---------- Dataset rows ----------
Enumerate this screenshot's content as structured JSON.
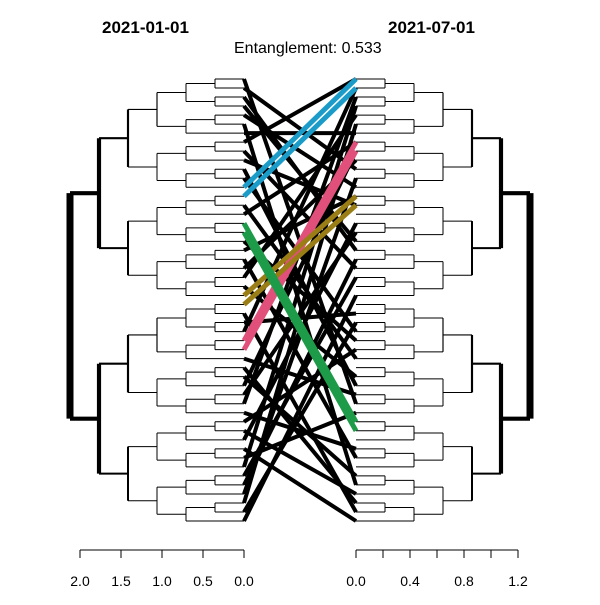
{
  "titles": {
    "left": "2021-01-01",
    "right": "2021-07-01",
    "subtitle": "Entanglement: 0.533"
  },
  "axes": {
    "left": {
      "ticks": [
        "2.0",
        "1.5",
        "1.0",
        "0.5",
        "0.0"
      ],
      "range": [
        2.0,
        0.0
      ]
    },
    "right": {
      "ticks": [
        "0.0",
        "0.4",
        "0.8",
        "1.2"
      ],
      "range": [
        0.0,
        1.2
      ]
    }
  },
  "leaf_count": 50,
  "colors": {
    "black": "#000000",
    "blue": "#1a9bc8",
    "pink": "#e0507a",
    "olive": "#9a7d15",
    "green": "#1e9b48"
  },
  "highlight_links": [
    {
      "color_key": "blue",
      "left_leaf": 12,
      "right_leaf": 0
    },
    {
      "color_key": "blue",
      "left_leaf": 13,
      "right_leaf": 1
    },
    {
      "color_key": "pink",
      "left_leaf": 29,
      "right_leaf": 7
    },
    {
      "color_key": "pink",
      "left_leaf": 30,
      "right_leaf": 8
    },
    {
      "color_key": "olive",
      "left_leaf": 24,
      "right_leaf": 13
    },
    {
      "color_key": "olive",
      "left_leaf": 25,
      "right_leaf": 14
    },
    {
      "color_key": "green",
      "left_leaf": 16,
      "right_leaf": 38
    },
    {
      "color_key": "green",
      "left_leaf": 17,
      "right_leaf": 39
    }
  ]
}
----------
## [Direction]
Leave out all pictures, then copy the remaining material exactly.

## [Written answer]
Enumerate this screenshot's content as structured JSON.
{
  "titles": {
    "left": "2021-01-01",
    "right": "2021-07-01",
    "subtitle": "Entanglement: 0.533"
  },
  "axes": {
    "left": {
      "ticks": [
        "2.0",
        "1.5",
        "1.0",
        "0.5",
        "0.0"
      ],
      "range": [
        2.0,
        0.0
      ]
    },
    "right": {
      "ticks": [
        "0.0",
        "0.4",
        "0.8",
        "1.2"
      ],
      "range": [
        0.0,
        1.2
      ]
    }
  },
  "leaf_count": 50,
  "colors": {
    "black": "#000000",
    "blue": "#1a9bc8",
    "pink": "#e0507a",
    "olive": "#9a7d15",
    "green": "#1e9b48"
  },
  "highlight_links": [
    {
      "color_key": "blue",
      "left_leaf": 12,
      "right_leaf": 0
    },
    {
      "color_key": "blue",
      "left_leaf": 13,
      "right_leaf": 1
    },
    {
      "color_key": "pink",
      "left_leaf": 29,
      "right_leaf": 7
    },
    {
      "color_key": "pink",
      "left_leaf": 30,
      "right_leaf": 8
    },
    {
      "color_key": "olive",
      "left_leaf": 24,
      "right_leaf": 13
    },
    {
      "color_key": "olive",
      "left_leaf": 25,
      "right_leaf": 14
    },
    {
      "color_key": "green",
      "left_leaf": 16,
      "right_leaf": 38
    },
    {
      "color_key": "green",
      "left_leaf": 17,
      "right_leaf": 39
    }
  ]
}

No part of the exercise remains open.